## WHAT YOU WILL DO
Copy out the whole listing exactly as written, leaving the pictures behind.
- - -
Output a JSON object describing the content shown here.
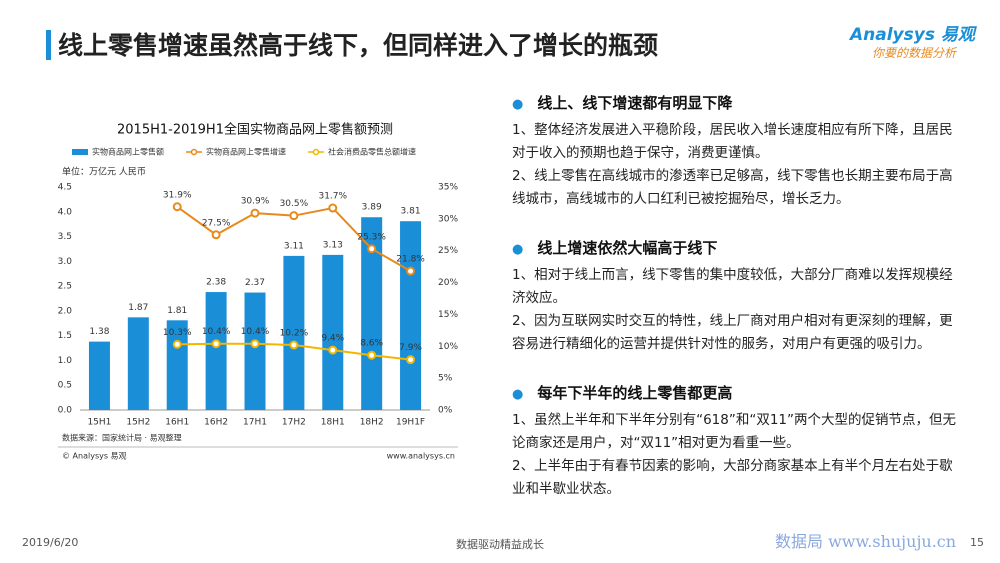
{
  "header": {
    "title": "线上零售增速虽然高于线下，但同样进入了增长的瓶颈",
    "logo": "Analysys 易观",
    "slogan": "你要的数据分析"
  },
  "chart_data": {
    "type": "bar",
    "title": "2015H1-2019H1全国实物商品网上零售额预测",
    "unit_label": "单位：万亿元 人民币",
    "categories": [
      "15H1",
      "15H2",
      "16H1",
      "16H2",
      "17H1",
      "17H2",
      "18H1",
      "18H2",
      "19H1F"
    ],
    "series": [
      {
        "name": "实物商品网上零售额",
        "type": "bar",
        "color": "#1a8fd8",
        "values": [
          1.38,
          1.87,
          1.81,
          2.38,
          2.37,
          3.11,
          3.13,
          3.89,
          3.81
        ]
      },
      {
        "name": "实物商品网上零售增速",
        "type": "line",
        "axis": "y2",
        "color": "#e8891c",
        "values": [
          null,
          null,
          31.9,
          27.5,
          30.9,
          30.5,
          31.7,
          25.3,
          21.8
        ],
        "value_labels": [
          null,
          null,
          "31.9%",
          "27.5%",
          "30.9%",
          "30.5%",
          "31.7%",
          "25.3%",
          "21.8%"
        ]
      },
      {
        "name": "社会消费品零售总额增速",
        "type": "line",
        "axis": "y2",
        "color": "#f2b600",
        "values": [
          null,
          null,
          10.3,
          10.4,
          10.4,
          10.2,
          9.4,
          8.6,
          7.9
        ],
        "value_labels": [
          null,
          null,
          "10.3%",
          "10.4%",
          "10.4%",
          "10.2%",
          "9.4%",
          "8.6%",
          "7.9%"
        ]
      }
    ],
    "ylim": [
      0,
      4.5
    ],
    "yticks": [
      {
        "value": 0,
        "label": "0.0"
      },
      {
        "value": 0.5,
        "label": "0.5"
      },
      {
        "value": 1,
        "label": "1.0"
      },
      {
        "value": 1.5,
        "label": "1.5"
      },
      {
        "value": 2,
        "label": "2.0"
      },
      {
        "value": 2.5,
        "label": "2.5"
      },
      {
        "value": 3,
        "label": "3.0"
      },
      {
        "value": 3.5,
        "label": "3.5"
      },
      {
        "value": 4,
        "label": "4.0"
      },
      {
        "value": 4.5,
        "label": "4.5"
      }
    ],
    "y2lim": [
      0,
      35
    ],
    "y2ticks": [
      {
        "value": 0,
        "label": "0%"
      },
      {
        "value": 5,
        "label": "5%"
      },
      {
        "value": 10,
        "label": "10%"
      },
      {
        "value": 15,
        "label": "15%"
      },
      {
        "value": 20,
        "label": "20%"
      },
      {
        "value": 25,
        "label": "25%"
      },
      {
        "value": 30,
        "label": "30%"
      },
      {
        "value": 35,
        "label": "35%"
      }
    ],
    "source": "数据来源：国家统计局 · 易观整理",
    "copyright": "© Analysys 易观",
    "website": "www.analysys.cn"
  },
  "sections": [
    {
      "heading": "线上、线下增速都有明显下降",
      "paragraphs": [
        "1、整体经济发展进入平稳阶段，居民收入增长速度相应有所下降，且居民对于收入的预期也趋于保守，消费更谨慎。",
        "2、线上零售在高线城市的渗透率已足够高，线下零售也长期主要布局于高线城市，高线城市的人口红利已被挖掘殆尽，增长乏力。"
      ]
    },
    {
      "heading": "线上增速依然大幅高于线下",
      "paragraphs": [
        "1、相对于线上而言，线下零售的集中度较低，大部分厂商难以发挥规模经济效应。",
        "2、因为互联网实时交互的特性，线上厂商对用户相对有更深刻的理解，更容易进行精细化的运营并提供针对性的服务，对用户有更强的吸引力。"
      ]
    },
    {
      "heading": "每年下半年的线上零售都更高",
      "paragraphs": [
        "1、虽然上半年和下半年分别有“618”和“双11”两个大型的促销节点，但无论商家还是用户，对“双11”相对更为看重一些。",
        "2、上半年由于有春节因素的影响，大部分商家基本上有半个月左右处于歇业和半歇业状态。"
      ]
    }
  ],
  "footer": {
    "date": "2019/6/20",
    "slogan": "数据驱动精益成长",
    "page": "15"
  },
  "watermark": "数据局 www.shujuju.cn"
}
- - -
## FINISHED EXERCISE
Output a JSON object describing the content shown here.
{
  "header": {
    "title": "线上零售增速虽然高于线下，但同样进入了增长的瓶颈",
    "logo": "Analysys 易观",
    "slogan": "你要的数据分析"
  },
  "chart_data": {
    "type": "bar",
    "title": "2015H1-2019H1全国实物商品网上零售额预测",
    "unit_label": "单位：万亿元 人民币",
    "categories": [
      "15H1",
      "15H2",
      "16H1",
      "16H2",
      "17H1",
      "17H2",
      "18H1",
      "18H2",
      "19H1F"
    ],
    "series": [
      {
        "name": "实物商品网上零售额",
        "type": "bar",
        "color": "#1a8fd8",
        "values": [
          1.38,
          1.87,
          1.81,
          2.38,
          2.37,
          3.11,
          3.13,
          3.89,
          3.81
        ]
      },
      {
        "name": "实物商品网上零售增速",
        "type": "line",
        "axis": "y2",
        "color": "#e8891c",
        "values": [
          null,
          null,
          31.9,
          27.5,
          30.9,
          30.5,
          31.7,
          25.3,
          21.8
        ],
        "value_labels": [
          null,
          null,
          "31.9%",
          "27.5%",
          "30.9%",
          "30.5%",
          "31.7%",
          "25.3%",
          "21.8%"
        ]
      },
      {
        "name": "社会消费品零售总额增速",
        "type": "line",
        "axis": "y2",
        "color": "#f2b600",
        "values": [
          null,
          null,
          10.3,
          10.4,
          10.4,
          10.2,
          9.4,
          8.6,
          7.9
        ],
        "value_labels": [
          null,
          null,
          "10.3%",
          "10.4%",
          "10.4%",
          "10.2%",
          "9.4%",
          "8.6%",
          "7.9%"
        ]
      }
    ],
    "ylim": [
      0,
      4.5
    ],
    "yticks": [
      {
        "value": 0,
        "label": "0.0"
      },
      {
        "value": 0.5,
        "label": "0.5"
      },
      {
        "value": 1,
        "label": "1.0"
      },
      {
        "value": 1.5,
        "label": "1.5"
      },
      {
        "value": 2,
        "label": "2.0"
      },
      {
        "value": 2.5,
        "label": "2.5"
      },
      {
        "value": 3,
        "label": "3.0"
      },
      {
        "value": 3.5,
        "label": "3.5"
      },
      {
        "value": 4,
        "label": "4.0"
      },
      {
        "value": 4.5,
        "label": "4.5"
      }
    ],
    "y2lim": [
      0,
      35
    ],
    "y2ticks": [
      {
        "value": 0,
        "label": "0%"
      },
      {
        "value": 5,
        "label": "5%"
      },
      {
        "value": 10,
        "label": "10%"
      },
      {
        "value": 15,
        "label": "15%"
      },
      {
        "value": 20,
        "label": "20%"
      },
      {
        "value": 25,
        "label": "25%"
      },
      {
        "value": 30,
        "label": "30%"
      },
      {
        "value": 35,
        "label": "35%"
      }
    ],
    "source": "数据来源：国家统计局 · 易观整理",
    "copyright": "© Analysys 易观",
    "website": "www.analysys.cn"
  },
  "sections": [
    {
      "heading": "线上、线下增速都有明显下降",
      "paragraphs": [
        "1、整体经济发展进入平稳阶段，居民收入增长速度相应有所下降，且居民对于收入的预期也趋于保守，消费更谨慎。",
        "2、线上零售在高线城市的渗透率已足够高，线下零售也长期主要布局于高线城市，高线城市的人口红利已被挖掘殆尽，增长乏力。"
      ]
    },
    {
      "heading": "线上增速依然大幅高于线下",
      "paragraphs": [
        "1、相对于线上而言，线下零售的集中度较低，大部分厂商难以发挥规模经济效应。",
        "2、因为互联网实时交互的特性，线上厂商对用户相对有更深刻的理解，更容易进行精细化的运营并提供针对性的服务，对用户有更强的吸引力。"
      ]
    },
    {
      "heading": "每年下半年的线上零售都更高",
      "paragraphs": [
        "1、虽然上半年和下半年分别有“618”和“双11”两个大型的促销节点，但无论商家还是用户，对“双11”相对更为看重一些。",
        "2、上半年由于有春节因素的影响，大部分商家基本上有半个月左右处于歇业和半歇业状态。"
      ]
    }
  ],
  "footer": {
    "date": "2019/6/20",
    "slogan": "数据驱动精益成长",
    "page": "15"
  },
  "watermark": "数据局 www.shujuju.cn"
}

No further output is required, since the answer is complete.